* [Goal of the exercise]: Narrow the data below down to the lines containing "JSON".

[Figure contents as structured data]
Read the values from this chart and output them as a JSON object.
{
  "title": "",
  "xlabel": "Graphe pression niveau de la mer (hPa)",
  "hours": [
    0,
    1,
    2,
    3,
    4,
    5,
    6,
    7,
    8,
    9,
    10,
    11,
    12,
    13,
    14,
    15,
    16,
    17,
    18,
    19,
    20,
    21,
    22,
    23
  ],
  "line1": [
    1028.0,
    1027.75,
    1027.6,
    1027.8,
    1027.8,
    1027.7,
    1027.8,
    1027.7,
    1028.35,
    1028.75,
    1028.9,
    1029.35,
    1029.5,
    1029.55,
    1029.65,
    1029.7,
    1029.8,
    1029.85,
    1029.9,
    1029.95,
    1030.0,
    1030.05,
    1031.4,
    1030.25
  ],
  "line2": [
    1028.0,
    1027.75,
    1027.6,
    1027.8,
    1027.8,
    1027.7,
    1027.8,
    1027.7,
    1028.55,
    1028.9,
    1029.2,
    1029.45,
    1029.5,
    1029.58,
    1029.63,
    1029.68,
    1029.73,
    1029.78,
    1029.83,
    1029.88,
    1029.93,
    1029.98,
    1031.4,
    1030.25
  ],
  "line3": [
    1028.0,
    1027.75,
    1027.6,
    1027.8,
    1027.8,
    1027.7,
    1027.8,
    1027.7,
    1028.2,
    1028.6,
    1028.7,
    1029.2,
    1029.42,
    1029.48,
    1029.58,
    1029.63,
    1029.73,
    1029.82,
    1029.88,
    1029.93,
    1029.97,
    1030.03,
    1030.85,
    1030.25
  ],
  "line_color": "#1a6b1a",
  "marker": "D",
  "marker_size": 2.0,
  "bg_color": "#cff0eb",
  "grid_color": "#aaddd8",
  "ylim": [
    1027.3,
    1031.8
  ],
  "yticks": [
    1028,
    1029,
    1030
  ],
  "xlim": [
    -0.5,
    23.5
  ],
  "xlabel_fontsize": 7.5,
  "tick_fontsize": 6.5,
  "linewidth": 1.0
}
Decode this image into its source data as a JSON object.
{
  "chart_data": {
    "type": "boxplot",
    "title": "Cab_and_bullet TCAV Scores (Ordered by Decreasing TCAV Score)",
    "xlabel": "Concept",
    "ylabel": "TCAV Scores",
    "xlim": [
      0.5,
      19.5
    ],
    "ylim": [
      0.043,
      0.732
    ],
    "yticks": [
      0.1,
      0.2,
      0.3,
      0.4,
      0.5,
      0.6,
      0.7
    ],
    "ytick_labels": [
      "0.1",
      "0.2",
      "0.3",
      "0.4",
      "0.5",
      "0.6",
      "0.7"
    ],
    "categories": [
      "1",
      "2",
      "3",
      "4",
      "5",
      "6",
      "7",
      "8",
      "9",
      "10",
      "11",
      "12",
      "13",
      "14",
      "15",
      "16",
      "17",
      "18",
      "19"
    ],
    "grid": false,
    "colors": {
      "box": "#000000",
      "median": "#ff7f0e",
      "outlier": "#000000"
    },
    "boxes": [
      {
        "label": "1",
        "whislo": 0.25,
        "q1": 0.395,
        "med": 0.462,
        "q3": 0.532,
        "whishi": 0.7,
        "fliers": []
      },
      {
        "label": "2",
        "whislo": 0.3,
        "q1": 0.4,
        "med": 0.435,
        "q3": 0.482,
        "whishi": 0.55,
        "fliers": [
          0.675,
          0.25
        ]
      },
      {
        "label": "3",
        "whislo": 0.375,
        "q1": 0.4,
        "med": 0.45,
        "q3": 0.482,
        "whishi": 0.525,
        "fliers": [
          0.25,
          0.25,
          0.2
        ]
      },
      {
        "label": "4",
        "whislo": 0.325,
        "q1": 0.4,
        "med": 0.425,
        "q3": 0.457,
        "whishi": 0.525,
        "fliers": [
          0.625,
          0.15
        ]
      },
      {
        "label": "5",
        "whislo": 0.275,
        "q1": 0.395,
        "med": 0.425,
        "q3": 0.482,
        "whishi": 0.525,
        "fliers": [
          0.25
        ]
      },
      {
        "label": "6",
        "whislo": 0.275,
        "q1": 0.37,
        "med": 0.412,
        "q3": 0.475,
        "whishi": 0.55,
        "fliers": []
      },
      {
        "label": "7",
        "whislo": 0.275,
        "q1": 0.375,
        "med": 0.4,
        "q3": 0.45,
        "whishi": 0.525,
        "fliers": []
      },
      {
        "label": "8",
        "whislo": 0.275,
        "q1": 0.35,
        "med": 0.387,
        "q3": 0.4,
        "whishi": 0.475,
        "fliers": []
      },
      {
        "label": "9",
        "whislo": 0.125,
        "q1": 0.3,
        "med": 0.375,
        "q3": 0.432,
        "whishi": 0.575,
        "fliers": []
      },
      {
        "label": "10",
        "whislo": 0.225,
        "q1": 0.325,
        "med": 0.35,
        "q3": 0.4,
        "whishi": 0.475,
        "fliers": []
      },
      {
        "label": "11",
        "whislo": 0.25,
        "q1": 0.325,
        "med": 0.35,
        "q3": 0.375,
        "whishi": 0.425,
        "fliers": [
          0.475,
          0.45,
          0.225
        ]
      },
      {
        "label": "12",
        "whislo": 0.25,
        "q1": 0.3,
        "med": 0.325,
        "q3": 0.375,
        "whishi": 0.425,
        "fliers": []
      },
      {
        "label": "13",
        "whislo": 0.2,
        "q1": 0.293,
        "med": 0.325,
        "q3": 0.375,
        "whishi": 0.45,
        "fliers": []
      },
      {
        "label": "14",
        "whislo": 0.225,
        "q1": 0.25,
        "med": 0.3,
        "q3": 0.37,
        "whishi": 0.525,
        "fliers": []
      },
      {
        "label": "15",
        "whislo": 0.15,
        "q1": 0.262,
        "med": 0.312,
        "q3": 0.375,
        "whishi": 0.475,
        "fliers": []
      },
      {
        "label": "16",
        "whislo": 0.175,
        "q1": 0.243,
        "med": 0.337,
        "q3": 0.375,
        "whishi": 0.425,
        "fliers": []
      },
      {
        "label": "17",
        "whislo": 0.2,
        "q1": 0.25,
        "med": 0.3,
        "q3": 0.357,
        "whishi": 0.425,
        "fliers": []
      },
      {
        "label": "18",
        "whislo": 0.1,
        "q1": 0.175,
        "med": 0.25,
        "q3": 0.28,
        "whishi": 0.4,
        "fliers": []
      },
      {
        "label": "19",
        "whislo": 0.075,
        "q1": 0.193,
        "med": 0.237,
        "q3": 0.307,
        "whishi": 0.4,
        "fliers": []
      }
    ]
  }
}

* [Complete answer]:
Read the values from this chart and output them as a JSON object.
Decode this image into its source data as a JSON object.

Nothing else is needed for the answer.